**Problem description:**
Every line below that holds the string "ylabel" should be copied out.

Rows from a dataset:
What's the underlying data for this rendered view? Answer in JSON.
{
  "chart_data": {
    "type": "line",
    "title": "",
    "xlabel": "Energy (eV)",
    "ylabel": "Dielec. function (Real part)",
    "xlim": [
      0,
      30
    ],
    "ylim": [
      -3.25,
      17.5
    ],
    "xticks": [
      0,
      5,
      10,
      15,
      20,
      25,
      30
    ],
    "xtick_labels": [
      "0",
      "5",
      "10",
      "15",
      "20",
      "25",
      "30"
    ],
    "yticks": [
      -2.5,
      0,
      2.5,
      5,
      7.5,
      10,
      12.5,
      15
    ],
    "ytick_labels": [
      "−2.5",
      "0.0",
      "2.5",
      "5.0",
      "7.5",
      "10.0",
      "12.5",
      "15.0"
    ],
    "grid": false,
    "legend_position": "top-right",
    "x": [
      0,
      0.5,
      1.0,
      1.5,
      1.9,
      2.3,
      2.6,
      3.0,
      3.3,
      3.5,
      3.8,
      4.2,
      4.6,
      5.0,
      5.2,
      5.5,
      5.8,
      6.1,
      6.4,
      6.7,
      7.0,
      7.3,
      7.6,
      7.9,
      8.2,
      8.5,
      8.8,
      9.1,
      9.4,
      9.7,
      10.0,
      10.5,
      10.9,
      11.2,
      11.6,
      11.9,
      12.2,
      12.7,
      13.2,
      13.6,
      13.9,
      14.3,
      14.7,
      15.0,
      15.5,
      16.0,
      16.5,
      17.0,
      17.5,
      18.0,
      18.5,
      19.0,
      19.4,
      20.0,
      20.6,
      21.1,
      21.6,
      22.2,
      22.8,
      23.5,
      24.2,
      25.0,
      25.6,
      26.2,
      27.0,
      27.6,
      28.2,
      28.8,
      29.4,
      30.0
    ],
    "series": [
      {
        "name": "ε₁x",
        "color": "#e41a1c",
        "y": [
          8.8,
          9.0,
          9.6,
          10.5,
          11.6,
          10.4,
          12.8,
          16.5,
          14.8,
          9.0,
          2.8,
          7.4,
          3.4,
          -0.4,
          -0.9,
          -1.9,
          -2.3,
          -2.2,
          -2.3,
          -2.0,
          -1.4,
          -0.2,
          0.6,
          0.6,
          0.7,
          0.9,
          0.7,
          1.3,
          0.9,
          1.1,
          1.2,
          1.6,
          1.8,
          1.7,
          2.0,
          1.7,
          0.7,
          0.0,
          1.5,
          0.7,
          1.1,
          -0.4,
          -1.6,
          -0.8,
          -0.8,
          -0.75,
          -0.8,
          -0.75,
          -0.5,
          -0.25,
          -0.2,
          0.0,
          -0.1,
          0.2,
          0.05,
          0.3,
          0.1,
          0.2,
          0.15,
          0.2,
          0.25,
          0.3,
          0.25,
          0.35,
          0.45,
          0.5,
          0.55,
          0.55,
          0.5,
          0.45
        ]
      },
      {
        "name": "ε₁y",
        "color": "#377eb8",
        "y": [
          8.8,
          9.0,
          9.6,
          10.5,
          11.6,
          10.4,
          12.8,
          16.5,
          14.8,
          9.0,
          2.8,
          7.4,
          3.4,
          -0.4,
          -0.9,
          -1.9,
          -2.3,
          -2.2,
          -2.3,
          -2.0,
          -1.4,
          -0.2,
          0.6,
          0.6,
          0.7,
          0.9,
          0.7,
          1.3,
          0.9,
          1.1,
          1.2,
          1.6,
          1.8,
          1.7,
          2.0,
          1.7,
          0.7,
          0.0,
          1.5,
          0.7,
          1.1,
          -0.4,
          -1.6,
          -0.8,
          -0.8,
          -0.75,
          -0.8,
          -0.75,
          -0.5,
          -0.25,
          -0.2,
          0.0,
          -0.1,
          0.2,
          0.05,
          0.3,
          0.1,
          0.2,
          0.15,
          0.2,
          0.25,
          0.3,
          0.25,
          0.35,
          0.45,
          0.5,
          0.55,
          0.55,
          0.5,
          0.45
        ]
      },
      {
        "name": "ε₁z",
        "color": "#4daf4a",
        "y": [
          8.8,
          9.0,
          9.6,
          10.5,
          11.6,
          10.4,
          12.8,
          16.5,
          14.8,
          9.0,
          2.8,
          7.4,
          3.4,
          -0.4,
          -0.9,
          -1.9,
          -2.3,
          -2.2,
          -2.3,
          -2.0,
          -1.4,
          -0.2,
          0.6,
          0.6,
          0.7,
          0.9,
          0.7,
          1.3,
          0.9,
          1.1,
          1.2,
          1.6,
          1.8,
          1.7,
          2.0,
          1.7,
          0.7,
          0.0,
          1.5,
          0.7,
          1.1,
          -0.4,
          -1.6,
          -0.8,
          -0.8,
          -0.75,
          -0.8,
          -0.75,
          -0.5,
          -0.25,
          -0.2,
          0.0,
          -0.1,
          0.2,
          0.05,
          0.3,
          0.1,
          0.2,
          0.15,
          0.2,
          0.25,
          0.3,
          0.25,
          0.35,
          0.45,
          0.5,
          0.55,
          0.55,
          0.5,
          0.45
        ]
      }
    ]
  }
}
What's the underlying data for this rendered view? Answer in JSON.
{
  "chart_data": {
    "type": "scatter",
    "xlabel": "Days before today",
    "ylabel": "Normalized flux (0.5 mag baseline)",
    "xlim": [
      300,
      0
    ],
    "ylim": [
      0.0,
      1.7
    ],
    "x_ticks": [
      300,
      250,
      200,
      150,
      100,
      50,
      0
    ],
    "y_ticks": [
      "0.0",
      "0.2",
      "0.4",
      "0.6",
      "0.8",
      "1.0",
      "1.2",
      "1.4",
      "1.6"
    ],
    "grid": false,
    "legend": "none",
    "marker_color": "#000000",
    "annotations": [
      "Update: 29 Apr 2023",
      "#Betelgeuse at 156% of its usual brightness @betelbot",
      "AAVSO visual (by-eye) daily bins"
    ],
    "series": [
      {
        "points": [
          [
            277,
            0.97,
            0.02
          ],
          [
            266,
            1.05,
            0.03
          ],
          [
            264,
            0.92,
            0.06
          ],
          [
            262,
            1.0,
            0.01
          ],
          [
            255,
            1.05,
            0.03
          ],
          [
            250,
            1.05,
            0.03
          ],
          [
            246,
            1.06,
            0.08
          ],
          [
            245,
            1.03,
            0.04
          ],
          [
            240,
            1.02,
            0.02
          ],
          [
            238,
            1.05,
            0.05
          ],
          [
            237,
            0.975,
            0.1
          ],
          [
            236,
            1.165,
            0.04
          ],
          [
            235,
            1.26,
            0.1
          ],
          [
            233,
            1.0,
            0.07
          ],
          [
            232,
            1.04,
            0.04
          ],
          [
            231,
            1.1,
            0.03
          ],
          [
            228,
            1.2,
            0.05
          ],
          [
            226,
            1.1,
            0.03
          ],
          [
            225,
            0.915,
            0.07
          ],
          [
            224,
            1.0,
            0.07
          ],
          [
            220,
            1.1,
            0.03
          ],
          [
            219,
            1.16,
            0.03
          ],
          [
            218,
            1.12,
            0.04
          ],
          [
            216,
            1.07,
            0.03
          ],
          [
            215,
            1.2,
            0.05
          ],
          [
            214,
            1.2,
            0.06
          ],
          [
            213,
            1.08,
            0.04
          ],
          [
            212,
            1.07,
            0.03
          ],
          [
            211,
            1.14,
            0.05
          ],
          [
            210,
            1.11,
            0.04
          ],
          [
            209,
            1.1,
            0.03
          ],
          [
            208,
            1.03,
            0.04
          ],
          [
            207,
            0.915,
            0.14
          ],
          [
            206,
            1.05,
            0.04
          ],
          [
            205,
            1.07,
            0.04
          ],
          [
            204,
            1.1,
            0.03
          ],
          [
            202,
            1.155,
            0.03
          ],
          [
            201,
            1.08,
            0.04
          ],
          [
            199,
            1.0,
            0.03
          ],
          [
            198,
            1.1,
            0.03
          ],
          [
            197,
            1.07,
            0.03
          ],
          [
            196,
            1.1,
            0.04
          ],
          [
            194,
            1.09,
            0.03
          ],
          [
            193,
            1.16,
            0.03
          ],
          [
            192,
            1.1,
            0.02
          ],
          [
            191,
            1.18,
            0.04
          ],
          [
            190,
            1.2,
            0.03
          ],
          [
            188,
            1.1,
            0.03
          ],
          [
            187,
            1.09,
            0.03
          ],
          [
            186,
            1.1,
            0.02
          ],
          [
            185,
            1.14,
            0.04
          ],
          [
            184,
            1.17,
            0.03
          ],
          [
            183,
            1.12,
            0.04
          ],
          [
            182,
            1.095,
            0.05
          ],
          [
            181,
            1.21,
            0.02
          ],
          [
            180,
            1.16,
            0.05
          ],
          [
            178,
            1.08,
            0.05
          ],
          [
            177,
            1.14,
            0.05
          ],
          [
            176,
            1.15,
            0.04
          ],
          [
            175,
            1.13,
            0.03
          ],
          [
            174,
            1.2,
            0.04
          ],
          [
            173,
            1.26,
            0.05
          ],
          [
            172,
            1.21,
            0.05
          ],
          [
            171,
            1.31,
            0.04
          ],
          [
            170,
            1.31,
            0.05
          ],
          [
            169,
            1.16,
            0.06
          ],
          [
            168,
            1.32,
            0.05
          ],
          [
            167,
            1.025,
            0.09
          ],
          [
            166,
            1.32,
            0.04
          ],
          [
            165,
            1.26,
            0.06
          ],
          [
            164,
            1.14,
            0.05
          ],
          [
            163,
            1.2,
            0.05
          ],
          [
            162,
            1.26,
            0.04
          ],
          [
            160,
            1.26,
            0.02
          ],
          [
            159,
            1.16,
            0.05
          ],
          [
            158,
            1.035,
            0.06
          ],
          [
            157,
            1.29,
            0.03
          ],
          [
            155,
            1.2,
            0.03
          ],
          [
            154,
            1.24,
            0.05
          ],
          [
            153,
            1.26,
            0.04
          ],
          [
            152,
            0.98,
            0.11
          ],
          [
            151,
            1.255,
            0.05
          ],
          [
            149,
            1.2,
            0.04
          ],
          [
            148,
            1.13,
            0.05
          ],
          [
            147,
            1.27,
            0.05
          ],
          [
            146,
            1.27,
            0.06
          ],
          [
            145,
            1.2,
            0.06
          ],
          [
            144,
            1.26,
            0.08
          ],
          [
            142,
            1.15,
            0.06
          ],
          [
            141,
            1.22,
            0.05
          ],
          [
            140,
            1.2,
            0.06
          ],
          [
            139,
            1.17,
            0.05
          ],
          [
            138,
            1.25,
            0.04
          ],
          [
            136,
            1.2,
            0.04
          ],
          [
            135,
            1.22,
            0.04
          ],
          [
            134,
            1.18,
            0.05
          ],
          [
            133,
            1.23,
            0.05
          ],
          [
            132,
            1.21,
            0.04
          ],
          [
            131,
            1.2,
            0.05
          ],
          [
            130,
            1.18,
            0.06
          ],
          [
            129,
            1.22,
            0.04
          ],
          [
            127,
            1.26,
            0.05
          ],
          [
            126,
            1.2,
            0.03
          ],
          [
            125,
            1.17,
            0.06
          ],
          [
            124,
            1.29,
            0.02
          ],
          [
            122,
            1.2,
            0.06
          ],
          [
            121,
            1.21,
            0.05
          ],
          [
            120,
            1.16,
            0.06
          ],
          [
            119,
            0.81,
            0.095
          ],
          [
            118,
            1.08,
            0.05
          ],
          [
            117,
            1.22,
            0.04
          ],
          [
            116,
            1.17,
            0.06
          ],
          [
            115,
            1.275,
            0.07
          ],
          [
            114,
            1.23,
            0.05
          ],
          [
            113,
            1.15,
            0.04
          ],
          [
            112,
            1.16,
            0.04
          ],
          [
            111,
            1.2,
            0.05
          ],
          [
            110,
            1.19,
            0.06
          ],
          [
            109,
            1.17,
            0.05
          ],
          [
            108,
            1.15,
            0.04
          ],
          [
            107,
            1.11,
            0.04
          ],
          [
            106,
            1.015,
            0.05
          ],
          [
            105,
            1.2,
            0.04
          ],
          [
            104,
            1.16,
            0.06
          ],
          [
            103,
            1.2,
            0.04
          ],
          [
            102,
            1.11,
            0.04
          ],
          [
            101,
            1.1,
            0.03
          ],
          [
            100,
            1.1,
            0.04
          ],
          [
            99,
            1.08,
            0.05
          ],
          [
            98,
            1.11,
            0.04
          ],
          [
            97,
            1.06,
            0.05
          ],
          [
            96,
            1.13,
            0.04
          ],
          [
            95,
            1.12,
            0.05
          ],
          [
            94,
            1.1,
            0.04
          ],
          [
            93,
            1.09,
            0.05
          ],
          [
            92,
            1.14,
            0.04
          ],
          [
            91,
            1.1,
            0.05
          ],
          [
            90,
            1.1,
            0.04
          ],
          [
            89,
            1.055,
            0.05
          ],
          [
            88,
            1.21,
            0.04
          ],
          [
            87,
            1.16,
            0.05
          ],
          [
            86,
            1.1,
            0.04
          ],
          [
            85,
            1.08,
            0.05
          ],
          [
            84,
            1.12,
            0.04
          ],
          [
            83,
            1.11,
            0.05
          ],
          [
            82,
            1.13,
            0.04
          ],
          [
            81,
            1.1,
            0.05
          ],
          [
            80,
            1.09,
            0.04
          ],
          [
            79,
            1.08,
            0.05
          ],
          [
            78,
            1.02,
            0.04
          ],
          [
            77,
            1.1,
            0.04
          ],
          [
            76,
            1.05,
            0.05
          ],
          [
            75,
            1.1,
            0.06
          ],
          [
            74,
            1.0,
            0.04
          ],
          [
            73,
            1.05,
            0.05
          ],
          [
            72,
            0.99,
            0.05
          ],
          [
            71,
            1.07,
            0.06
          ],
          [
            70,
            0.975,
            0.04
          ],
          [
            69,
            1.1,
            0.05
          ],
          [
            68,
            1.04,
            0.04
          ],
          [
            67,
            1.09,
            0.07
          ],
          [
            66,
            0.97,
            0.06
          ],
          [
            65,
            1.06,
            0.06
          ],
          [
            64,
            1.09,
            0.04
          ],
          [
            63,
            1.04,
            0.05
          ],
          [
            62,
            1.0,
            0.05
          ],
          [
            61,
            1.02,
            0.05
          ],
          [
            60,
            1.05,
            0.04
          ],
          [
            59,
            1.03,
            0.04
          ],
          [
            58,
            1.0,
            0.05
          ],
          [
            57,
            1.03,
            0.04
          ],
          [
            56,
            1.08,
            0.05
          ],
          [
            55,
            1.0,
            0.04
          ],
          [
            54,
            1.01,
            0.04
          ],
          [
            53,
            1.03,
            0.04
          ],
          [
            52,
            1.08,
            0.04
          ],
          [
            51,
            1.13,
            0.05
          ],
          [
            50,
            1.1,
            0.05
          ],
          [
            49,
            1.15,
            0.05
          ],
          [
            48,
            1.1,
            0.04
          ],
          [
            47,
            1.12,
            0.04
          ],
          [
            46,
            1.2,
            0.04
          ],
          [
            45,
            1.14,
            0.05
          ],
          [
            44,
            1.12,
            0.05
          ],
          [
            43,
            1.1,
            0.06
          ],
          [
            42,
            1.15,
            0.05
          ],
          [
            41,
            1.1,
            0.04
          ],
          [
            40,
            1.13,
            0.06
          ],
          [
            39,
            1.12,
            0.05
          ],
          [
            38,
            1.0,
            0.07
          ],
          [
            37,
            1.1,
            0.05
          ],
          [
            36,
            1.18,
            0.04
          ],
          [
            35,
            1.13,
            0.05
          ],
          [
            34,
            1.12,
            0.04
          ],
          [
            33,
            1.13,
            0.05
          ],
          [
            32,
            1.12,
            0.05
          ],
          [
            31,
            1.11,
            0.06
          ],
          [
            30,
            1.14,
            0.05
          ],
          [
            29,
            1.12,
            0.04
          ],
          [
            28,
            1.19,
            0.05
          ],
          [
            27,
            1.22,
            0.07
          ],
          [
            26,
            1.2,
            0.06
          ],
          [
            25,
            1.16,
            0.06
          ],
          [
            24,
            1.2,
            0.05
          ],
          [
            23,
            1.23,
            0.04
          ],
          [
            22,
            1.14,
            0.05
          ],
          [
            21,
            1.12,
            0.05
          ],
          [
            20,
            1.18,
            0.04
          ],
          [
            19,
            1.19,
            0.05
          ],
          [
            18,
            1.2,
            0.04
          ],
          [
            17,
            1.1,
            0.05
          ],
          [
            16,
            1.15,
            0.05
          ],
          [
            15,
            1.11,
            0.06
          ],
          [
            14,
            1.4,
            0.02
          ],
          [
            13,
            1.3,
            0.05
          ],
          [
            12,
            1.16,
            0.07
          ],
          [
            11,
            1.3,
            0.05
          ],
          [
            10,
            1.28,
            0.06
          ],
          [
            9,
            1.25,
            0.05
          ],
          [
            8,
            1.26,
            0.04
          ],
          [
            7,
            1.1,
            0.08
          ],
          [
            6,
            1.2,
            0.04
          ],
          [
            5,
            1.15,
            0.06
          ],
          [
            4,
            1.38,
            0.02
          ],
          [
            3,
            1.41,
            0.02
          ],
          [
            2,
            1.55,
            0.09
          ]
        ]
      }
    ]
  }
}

**Worked answer:**
    "ylabel": "Dielec. function (Real part)",
    "ylabel": "Normalized flux (0.5 mag baseline)",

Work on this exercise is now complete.